Paediatric Bone Physiology and Monitoring the Safety and Efficacy of Bone Drugs in Children



Fig. 4.1
Growth of long bones. Schematic diagram illustrating the growth of long bones: (a) Longitudinal growth occurs due to hypertrophic differentiation of growth plate chondrocyte. (b) Bone morphology is maintained by osteoclast-directed metaphyseal in-waisting. (c) Bone remodelling removes the mineralised cartilage scaffold and deposits new trabecular bone. (d) Diaphyseal bone diameter is increased by osteoblast-mediated periosteal apposition



Long bones develop through a process of endochondral ossification [14]. Linear growth occurs at the epiphyseal growth plates that lie between the epiphyses and metaphyses at either end of long bones. The growth plate chondrocytes form highly organised columns divided into three distinct zones; the reserve zone nearest the epiphysis, the proliferative zone and the hypertrophic zone nearest the metaphysis. Reserve zone chondrocytes begin to proliferate in discrete columns extending the growth plate. Following a period of proliferation chondrocytes then undergo hypertrophic differentiation, expanding to ten times their previous volume and producing angiogenic factors. These factors lead to vascular invasion and apoptosis of the hypertrophic chondrocytes. The invading blood vessels also bring osteoclast and osteoblast precursors which convert the mineralised cartilage scaffold into new bone through remodelling [15]. At cessation of growth, chondrocyte proliferation progressively slows ultimately leading to the fusion of the metaphysis and epiphysis.

During longitudinal growth the processes of bone modelling optimise the shape of skeletal elements to their required function. In bone modelling osteoclastic bone resorption and osteoblastic bone formation are not coupled but rather actively coordinated to dynamically reshape the bone. In long bones the growth plate has the widest cross section and the diaphysis the narrowest, with the intervening tapered region termed the metaphysis. As linear growth occurs osteoclasts resorb the periosteal surface of the metaphysis (metaphyseal in-waisting) and osteoblasts lay down new bone on its endosteal surface, thus reshaping the metaphysis into the diaphysis. Importantly, anti-resorptive agents can interfere with this process, leading to club-shaped metaphysis and bone deformities known as undertubulation [16]. During growth, periosteal bone formation (periosteal apposition) also increases the diaphyseal diameter and cortical thickness is determined by the net balance of this periosteal apposition and concurrent endosteal resorption [17].



What Are the Aims of Drug Therapy?


The aim of drug therapy for osteoporosis is covered in detail in other chapters in this book, but in essence it is to enable the skeleton to achieve maximal functional capacity. Overall the intention then is to reduce the frequency of fractures, control pain and improve linear growth.

Prior to 1998 pharmacological treatment for children with fragility fractures was very limited. However, the demonstration that the anti-resorptive bisphosphonates increased BMD and reduced fracture risk in children with osteogenesis imperfecta revolutionised the field [18]. Intravenous bisphosphonates are now considered to be the mainstay of treatment for children with osteoporosis (see Chap. 5). More recently, the alternative anti-resorptive therapies have been developed and now RANKL antibody (denosumab) and cathepsin K inhibitors are also beginning to be used in children [19].

- [Requirement A]
Condense the paragraph of the bone growth text that begins "During longitudinal growth the processes of bone modelling" into a short bulleted list that keeps its main facts.
- [Requirement B]
Reproduce, word for word, the stretch of the bone growth text from "What Are the" through "improve linear growth.".
- [Requirement C]
Pick up the bone growth text after its last sentence and continue it.

Recorded data:
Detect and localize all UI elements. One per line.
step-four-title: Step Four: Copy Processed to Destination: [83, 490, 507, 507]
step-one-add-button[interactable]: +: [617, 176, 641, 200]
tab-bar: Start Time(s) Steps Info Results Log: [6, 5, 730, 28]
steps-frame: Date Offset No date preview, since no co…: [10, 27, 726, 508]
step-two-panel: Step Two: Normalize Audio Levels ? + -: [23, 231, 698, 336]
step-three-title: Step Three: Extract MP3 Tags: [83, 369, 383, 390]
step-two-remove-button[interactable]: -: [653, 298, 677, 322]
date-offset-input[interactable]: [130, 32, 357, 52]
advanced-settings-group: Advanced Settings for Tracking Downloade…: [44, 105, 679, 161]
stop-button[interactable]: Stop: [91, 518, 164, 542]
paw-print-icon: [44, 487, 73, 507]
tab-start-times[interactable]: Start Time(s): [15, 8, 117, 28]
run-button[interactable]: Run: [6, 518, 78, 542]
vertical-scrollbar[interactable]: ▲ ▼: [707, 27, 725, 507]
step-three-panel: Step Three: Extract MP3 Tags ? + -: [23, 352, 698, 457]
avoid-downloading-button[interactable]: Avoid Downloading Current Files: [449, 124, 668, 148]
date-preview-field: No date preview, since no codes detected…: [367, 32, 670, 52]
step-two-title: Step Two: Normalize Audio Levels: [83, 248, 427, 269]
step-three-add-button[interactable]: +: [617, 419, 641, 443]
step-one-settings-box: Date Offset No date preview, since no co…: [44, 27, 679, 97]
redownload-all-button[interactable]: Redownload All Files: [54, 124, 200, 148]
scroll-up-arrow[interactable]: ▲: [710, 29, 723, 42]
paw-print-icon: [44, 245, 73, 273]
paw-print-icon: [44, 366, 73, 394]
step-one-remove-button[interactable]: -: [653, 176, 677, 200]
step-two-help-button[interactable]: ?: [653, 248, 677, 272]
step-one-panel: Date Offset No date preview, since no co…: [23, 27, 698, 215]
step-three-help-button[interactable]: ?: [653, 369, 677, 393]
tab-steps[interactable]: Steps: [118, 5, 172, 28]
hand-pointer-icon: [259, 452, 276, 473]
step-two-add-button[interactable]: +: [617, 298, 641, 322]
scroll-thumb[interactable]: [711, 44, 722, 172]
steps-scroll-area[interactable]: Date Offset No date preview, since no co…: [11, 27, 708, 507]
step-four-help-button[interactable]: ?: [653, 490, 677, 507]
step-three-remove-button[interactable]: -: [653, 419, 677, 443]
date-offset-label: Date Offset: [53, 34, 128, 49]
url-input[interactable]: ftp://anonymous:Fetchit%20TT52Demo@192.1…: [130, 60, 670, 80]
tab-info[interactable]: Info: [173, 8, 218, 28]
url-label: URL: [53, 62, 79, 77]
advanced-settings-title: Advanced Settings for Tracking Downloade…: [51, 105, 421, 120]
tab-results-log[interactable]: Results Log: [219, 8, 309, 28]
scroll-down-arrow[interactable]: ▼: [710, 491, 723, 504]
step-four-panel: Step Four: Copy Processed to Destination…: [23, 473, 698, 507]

- [Response box A]
- During longitudinal growth, bone modeling optimizes the shape of skeletal elements for their function.
- In modeling, osteoclastic resorption and osteoblastic formation are not coupled but actively coordinated to reshape the bone.
- In long bones, the growth plate has the widest cross section and the diaphysis the narrowest; the tapered region between them is the metaphysis.
- As bones lengthen, osteoclasts resorb the periosteal surface of the metaphysis (metaphyseal in-waisting) and osteoblasts lay down new bone on its endosteal surface, reshaping the metaphysis into the diaphysis.
- Anti-resorptive agents can interfere with this process, causing club-shaped metaphyses and bone deformities known as undertubulation.
- Periosteal apposition increases diaphyseal diameter during growth.
- Cortical thickness depends on the net balance of periosteal apposition and concurrent endosteal resorption.

- [Response box B]
What Are the Aims of Drug Therapy?


The aim of drug therapy for osteoporosis is covered in detail in other chapters in this book, but in essence it is to enable the skeleton to achieve maximal functional capacity. Overall the intention then is to reduce the frequency of fractures, control pain and improve linear growth.

- [Response box C]
Benefits of Anti-resorptives


Anti-resorptive therapies act by impeding osteoclastic removal of bone while still allowing osteoblastic bone formation to continue. In the growing skeleton, the effect of anti-resorptive therapy on increasing bone mass is amplified and related to the rate of growth, modelling and remodelling. This leads to increased trabecular bone and cortical thickness [20]. Osteoclasts have a major role in modelling trabecular bone adjacent to the growth plate. Anti-resorptives interfere with this process and result in the retention of trabecular bone and mineralised cartilage. This increases bone mineral content (BMC) and improves mechanical strength to this region of the bone. This increase in trabecular bone is particularly beneficial in the vertebral bodies and children treated with bisphosphonates show reduced vertebral compression fracture and improved healing. The effects of anti-resorptives on growth remain uncertain. However, improvements in height Z-scores in some studies suggest that treatment may also improve growth [18]. By contrast, the reduction in long bone fracture risk following anti-resorptive treatment is thought to be due to reduced endosteal resorption and thus an increased diaphyseal cortical thickness. Bisphosphonates have been used to reduce pain in fibrous dysplasia [21] and several uncontrolled trials have reported bisphosphonate-related pain relief; however, this has not yet been confirmed by randomised controlled trials.


Long-Term Adverse Effects of Anti-resorptives


During growth, treatment with anti-resorptive medication impairs bone modelling and so inhibits the normal metaphyseal periosteal resorption. This results in reduced metaphyseal in-wasting and club-shaped long bones. Anti-resorptive treatment also impairs bone remodelling resulting in altered bone structure and quality. Impaired trabecular remodelling below the growth plate results in retention of calcified cartilage [20]. Although adverse effects from retained calcified cartilage have not been directly demonstrated, it is thought to increase the brittleness and reduce the toughness of trabecular bone. Anti-resorptive treatment results in thicker and mechanically stronger cortical bone but the concomitant reduction in microdamage repair is likely to result in bone of inferior quality.

In addition to the adverse structural consequences of anti-resorptives, concerns remain regarding the retention of bisphosphonates within the skeleton after cessation of treatment. This may be clinically important as the bisphosphonate can be re-released during periods of high bone turnover such as pregnancy and lactation. This consideration however remains only a theoretical risk as no adverse events have been reported. Nevertheless, it may be prudent to use the lowest dose of bisphosphonate to achieve the desired clinical outcome. As for any therapeutic intervention, the acute and long-term benefits and risks need to be carefully considered, and continued monitoring of treatment is essential for the optimisation of therapy and safeguarding against potential adverse effects.


How Do We Monitor the Effects of Drugs on Bone Physiology?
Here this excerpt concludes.